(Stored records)
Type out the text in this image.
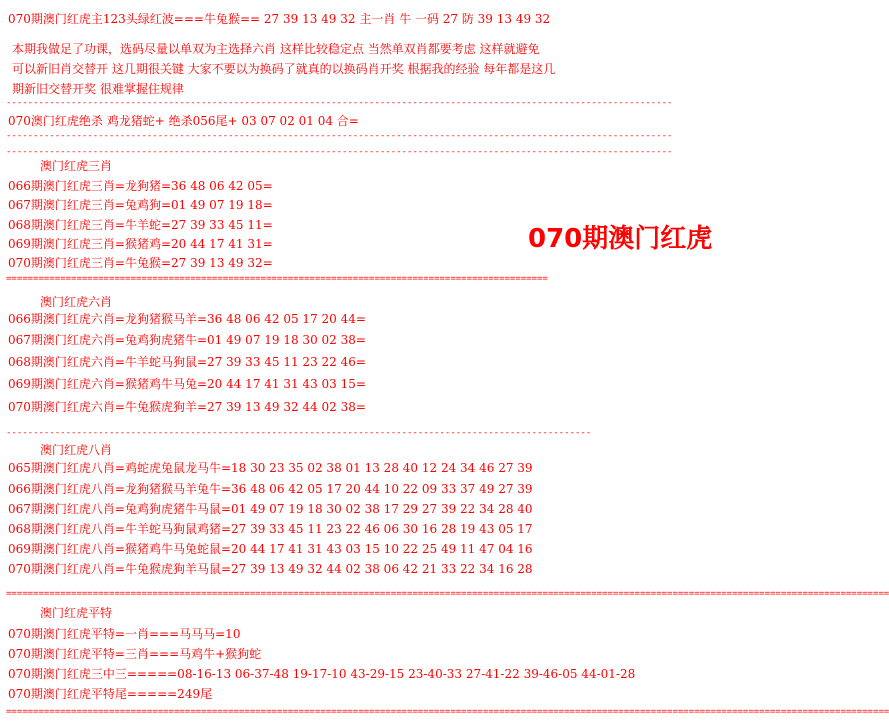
070期澳门红虎主123头绿红波===牛兔猴== 27 39 13 49 32 主一肖 牛 一码 27 防 39 13 49 32
本期我做足了功课，选码尽量以单双为主选择六肖 这样比较稳定点 当然单双肖都要考虑 这样就避免
可以新旧肖交替开 这几期很关键 大家不要以为换码了就真的以换码肖开奖 根据我的经验 每年都是这几
期新旧交替开奖 很难掌握住规律
---------------------------------------------------------------------------------------------------------------------------
070澳门红虎绝杀 鸡龙猪蛇+ 绝杀056尾+ 03 07 02 01 04 合=
---------------------------------------------------------------------------------------------------------------------------
---------------------------------------------------------------------------------------------------------------------------
070期澳门红虎
澳门红虎三肖
066期澳门红虎三肖=龙狗猪=36 48 06 42 05=
067期澳门红虎三肖=兔鸡狗=01 49 07 19 18=
068期澳门红虎三肖=牛羊蛇=27 39 33 45 11=
069期澳门红虎三肖=猴猪鸡=20 44 17 41 31=
070期澳门红虎三肖=牛兔猴=27 39 13 49 32=
====================================================================================================
澳门红虎六肖
066期澳门红虎六肖=龙狗猪猴马羊=36 48 06 42 05 17 20 44=
067期澳门红虎六肖=兔鸡狗虎猪牛=01 49 07 19 18 30 02 38=
068期澳门红虎六肖=牛羊蛇马狗鼠=27 39 33 45 11 23 22 46=
069期澳门红虎六肖=猴猪鸡牛马兔=20 44 17 41 31 43 03 15=
070期澳门红虎六肖=牛兔猴虎狗羊=27 39 13 49 32 44 02 38=
------------------------------------------------------------------------------------------------------------
澳门红虎八肖
065期澳门红虎八肖=鸡蛇虎兔鼠龙马牛=18 30 23 35 02 38 01 13 28 40 12 24 34 46 27 39
066期澳门红虎八肖=龙狗猪猴马羊兔牛=36 48 06 42 05 17 20 44 10 22 09 33 37 49 27 39
067期澳门红虎八肖=兔鸡狗虎猪牛马鼠=01 49 07 19 18 30 02 38 17 29 27 39 22 34 28 40
068期澳门红虎八肖=牛羊蛇马狗鼠鸡猪=27 39 33 45 11 23 22 46 06 30 16 28 19 43 05 17
069期澳门红虎八肖=猴猪鸡牛马兔蛇鼠=20 44 17 41 31 43 03 15 10 22 25 49 11 47 04 16
070期澳门红虎八肖=牛兔猴虎狗羊马鼠=27 39 13 49 32 44 02 38 06 42 21 33 22 34 16 28
===================================================================================================================================================================
澳门红虎平特
070期澳门红虎平特=一肖===马马马=10
070期澳门红虎平特=三肖===马鸡牛+猴狗蛇
070期澳门红虎三中三=====08-16-13 06-37-48 19-17-10 43-29-15 23-40-33 27-41-22 39-46-05 44-01-28
070期澳门红虎平特尾=====249尾
===================================================================================================================================================================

The request: Reproduce the full listing above verbatim, with no pictures included.

Solution to this problem:
Type out the text in this image.
070期澳门红虎主123头绿红波===牛兔猴== 27 39 13 49 32 主一肖 牛 一码 27 防 39 13 49 32
本期我做足了功课，选码尽量以单双为主选择六肖 这样比较稳定点 当然单双肖都要考虑 这样就避免
可以新旧肖交替开 这几期很关键 大家不要以为换码了就真的以换码肖开奖 根据我的经验 每年都是这几
期新旧交替开奖 很难掌握住规律
---------------------------------------------------------------------------------------------------------------------------
070澳门红虎绝杀 鸡龙猪蛇+ 绝杀056尾+ 03 07 02 01 04 合=
---------------------------------------------------------------------------------------------------------------------------
---------------------------------------------------------------------------------------------------------------------------
070期澳门红虎
澳门红虎三肖
066期澳门红虎三肖=龙狗猪=36 48 06 42 05=
067期澳门红虎三肖=兔鸡狗=01 49 07 19 18=
068期澳门红虎三肖=牛羊蛇=27 39 33 45 11=
069期澳门红虎三肖=猴猪鸡=20 44 17 41 31=
070期澳门红虎三肖=牛兔猴=27 39 13 49 32=
====================================================================================================
澳门红虎六肖
066期澳门红虎六肖=龙狗猪猴马羊=36 48 06 42 05 17 20 44=
067期澳门红虎六肖=兔鸡狗虎猪牛=01 49 07 19 18 30 02 38=
068期澳门红虎六肖=牛羊蛇马狗鼠=27 39 33 45 11 23 22 46=
069期澳门红虎六肖=猴猪鸡牛马兔=20 44 17 41 31 43 03 15=
070期澳门红虎六肖=牛兔猴虎狗羊=27 39 13 49 32 44 02 38=
------------------------------------------------------------------------------------------------------------
澳门红虎八肖
065期澳门红虎八肖=鸡蛇虎兔鼠龙马牛=18 30 23 35 02 38 01 13 28 40 12 24 34 46 27 39
066期澳门红虎八肖=龙狗猪猴马羊兔牛=36 48 06 42 05 17 20 44 10 22 09 33 37 49 27 39
067期澳门红虎八肖=兔鸡狗虎猪牛马鼠=01 49 07 19 18 30 02 38 17 29 27 39 22 34 28 40
068期澳门红虎八肖=牛羊蛇马狗鼠鸡猪=27 39 33 45 11 23 22 46 06 30 16 28 19 43 05 17
069期澳门红虎八肖=猴猪鸡牛马兔蛇鼠=20 44 17 41 31 43 03 15 10 22 25 49 11 47 04 16
070期澳门红虎八肖=牛兔猴虎狗羊马鼠=27 39 13 49 32 44 02 38 06 42 21 33 22 34 16 28
===================================================================================================================================================================
澳门红虎平特
070期澳门红虎平特=一肖===马马马=10
070期澳门红虎平特=三肖===马鸡牛+猴狗蛇
070期澳门红虎三中三=====08-16-13 06-37-48 19-17-10 43-29-15 23-40-33 27-41-22 39-46-05 44-01-28
070期澳门红虎平特尾=====249尾
===================================================================================================================================================================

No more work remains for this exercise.